## [TASK GOAL]
Restate the data exactly as given and keep the pictures out.

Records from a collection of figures
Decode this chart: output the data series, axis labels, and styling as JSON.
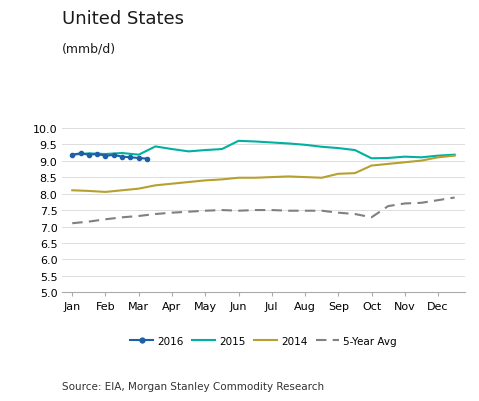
{
  "title": "United States",
  "subtitle": "(mmb/d)",
  "source": "Source: EIA, Morgan Stanley Commodity Research",
  "xlabels": [
    "Jan",
    "Feb",
    "Mar",
    "Apr",
    "May",
    "Jun",
    "Jul",
    "Aug",
    "Sep",
    "Oct",
    "Nov",
    "Dec"
  ],
  "ylim": [
    5.0,
    10.0
  ],
  "yticks": [
    5.0,
    5.5,
    6.0,
    6.5,
    7.0,
    7.5,
    8.0,
    8.5,
    9.0,
    9.5,
    10.0
  ],
  "series_2016": {
    "x": [
      0,
      0.25,
      0.5,
      0.75,
      1.0,
      1.25,
      1.5,
      1.75,
      2.0,
      2.25
    ],
    "y": [
      9.18,
      9.22,
      9.18,
      9.2,
      9.15,
      9.17,
      9.12,
      9.1,
      9.08,
      9.06
    ],
    "color": "#1f5fa6",
    "label": "2016",
    "marker": "o",
    "markersize": 3.0,
    "linewidth": 1.5
  },
  "series_2015": {
    "x": [
      0,
      0.5,
      1.0,
      1.5,
      2.0,
      2.5,
      3.0,
      3.5,
      4.0,
      4.5,
      5.0,
      5.5,
      6.0,
      6.5,
      7.0,
      7.5,
      8.0,
      8.5,
      9.0,
      9.5,
      10.0,
      10.5,
      11.0,
      11.5
    ],
    "y": [
      9.18,
      9.22,
      9.2,
      9.23,
      9.18,
      9.43,
      9.35,
      9.28,
      9.32,
      9.35,
      9.6,
      9.58,
      9.55,
      9.52,
      9.48,
      9.42,
      9.38,
      9.32,
      9.07,
      9.08,
      9.12,
      9.1,
      9.15,
      9.18
    ],
    "color": "#00b0a0",
    "label": "2015",
    "linewidth": 1.5
  },
  "series_2014": {
    "x": [
      0,
      0.5,
      1.0,
      1.5,
      2.0,
      2.5,
      3.0,
      3.5,
      4.0,
      4.5,
      5.0,
      5.5,
      6.0,
      6.5,
      7.0,
      7.5,
      8.0,
      8.5,
      9.0,
      9.5,
      10.0,
      10.5,
      11.0,
      11.5
    ],
    "y": [
      8.1,
      8.08,
      8.05,
      8.1,
      8.15,
      8.25,
      8.3,
      8.35,
      8.4,
      8.43,
      8.48,
      8.48,
      8.5,
      8.52,
      8.5,
      8.48,
      8.6,
      8.62,
      8.85,
      8.9,
      8.95,
      9.0,
      9.1,
      9.15
    ],
    "color": "#b5a030",
    "label": "2014",
    "linewidth": 1.5
  },
  "series_5yr": {
    "x": [
      0,
      0.5,
      1.0,
      1.5,
      2.0,
      2.5,
      3.0,
      3.5,
      4.0,
      4.5,
      5.0,
      5.5,
      6.0,
      6.5,
      7.0,
      7.5,
      8.0,
      8.5,
      9.0,
      9.5,
      10.0,
      10.5,
      11.0,
      11.5
    ],
    "y": [
      7.1,
      7.15,
      7.22,
      7.28,
      7.32,
      7.38,
      7.42,
      7.45,
      7.48,
      7.5,
      7.48,
      7.5,
      7.5,
      7.48,
      7.48,
      7.48,
      7.42,
      7.38,
      7.28,
      7.62,
      7.7,
      7.72,
      7.8,
      7.88
    ],
    "color": "#808080",
    "label": "5-Year Avg",
    "linewidth": 1.5,
    "linestyle": "--"
  },
  "background_color": "#ffffff",
  "plot_bg_color": "#ffffff",
  "grid_color": "#dddddd",
  "title_fontsize": 13,
  "subtitle_fontsize": 9,
  "tick_fontsize": 8,
  "legend_fontsize": 7.5,
  "source_fontsize": 7.5
}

## [TASK ANSWER]
Decode this chart: output the data series, axis labels, and styling as JSON.
{
  "title": "United States",
  "subtitle": "(mmb/d)",
  "source": "Source: EIA, Morgan Stanley Commodity Research",
  "xlabels": [
    "Jan",
    "Feb",
    "Mar",
    "Apr",
    "May",
    "Jun",
    "Jul",
    "Aug",
    "Sep",
    "Oct",
    "Nov",
    "Dec"
  ],
  "ylim": [
    5.0,
    10.0
  ],
  "yticks": [
    5.0,
    5.5,
    6.0,
    6.5,
    7.0,
    7.5,
    8.0,
    8.5,
    9.0,
    9.5,
    10.0
  ],
  "series_2016": {
    "x": [
      0,
      0.25,
      0.5,
      0.75,
      1.0,
      1.25,
      1.5,
      1.75,
      2.0,
      2.25
    ],
    "y": [
      9.18,
      9.22,
      9.18,
      9.2,
      9.15,
      9.17,
      9.12,
      9.1,
      9.08,
      9.06
    ],
    "color": "#1f5fa6",
    "label": "2016",
    "marker": "o",
    "markersize": 3.0,
    "linewidth": 1.5
  },
  "series_2015": {
    "x": [
      0,
      0.5,
      1.0,
      1.5,
      2.0,
      2.5,
      3.0,
      3.5,
      4.0,
      4.5,
      5.0,
      5.5,
      6.0,
      6.5,
      7.0,
      7.5,
      8.0,
      8.5,
      9.0,
      9.5,
      10.0,
      10.5,
      11.0,
      11.5
    ],
    "y": [
      9.18,
      9.22,
      9.2,
      9.23,
      9.18,
      9.43,
      9.35,
      9.28,
      9.32,
      9.35,
      9.6,
      9.58,
      9.55,
      9.52,
      9.48,
      9.42,
      9.38,
      9.32,
      9.07,
      9.08,
      9.12,
      9.1,
      9.15,
      9.18
    ],
    "color": "#00b0a0",
    "label": "2015",
    "linewidth": 1.5
  },
  "series_2014": {
    "x": [
      0,
      0.5,
      1.0,
      1.5,
      2.0,
      2.5,
      3.0,
      3.5,
      4.0,
      4.5,
      5.0,
      5.5,
      6.0,
      6.5,
      7.0,
      7.5,
      8.0,
      8.5,
      9.0,
      9.5,
      10.0,
      10.5,
      11.0,
      11.5
    ],
    "y": [
      8.1,
      8.08,
      8.05,
      8.1,
      8.15,
      8.25,
      8.3,
      8.35,
      8.4,
      8.43,
      8.48,
      8.48,
      8.5,
      8.52,
      8.5,
      8.48,
      8.6,
      8.62,
      8.85,
      8.9,
      8.95,
      9.0,
      9.1,
      9.15
    ],
    "color": "#b5a030",
    "label": "2014",
    "linewidth": 1.5
  },
  "series_5yr": {
    "x": [
      0,
      0.5,
      1.0,
      1.5,
      2.0,
      2.5,
      3.0,
      3.5,
      4.0,
      4.5,
      5.0,
      5.5,
      6.0,
      6.5,
      7.0,
      7.5,
      8.0,
      8.5,
      9.0,
      9.5,
      10.0,
      10.5,
      11.0,
      11.5
    ],
    "y": [
      7.1,
      7.15,
      7.22,
      7.28,
      7.32,
      7.38,
      7.42,
      7.45,
      7.48,
      7.5,
      7.48,
      7.5,
      7.5,
      7.48,
      7.48,
      7.48,
      7.42,
      7.38,
      7.28,
      7.62,
      7.7,
      7.72,
      7.8,
      7.88
    ],
    "color": "#808080",
    "label": "5-Year Avg",
    "linewidth": 1.5,
    "linestyle": "--"
  },
  "background_color": "#ffffff",
  "plot_bg_color": "#ffffff",
  "grid_color": "#dddddd",
  "title_fontsize": 13,
  "subtitle_fontsize": 9,
  "tick_fontsize": 8,
  "legend_fontsize": 7.5,
  "source_fontsize": 7.5
}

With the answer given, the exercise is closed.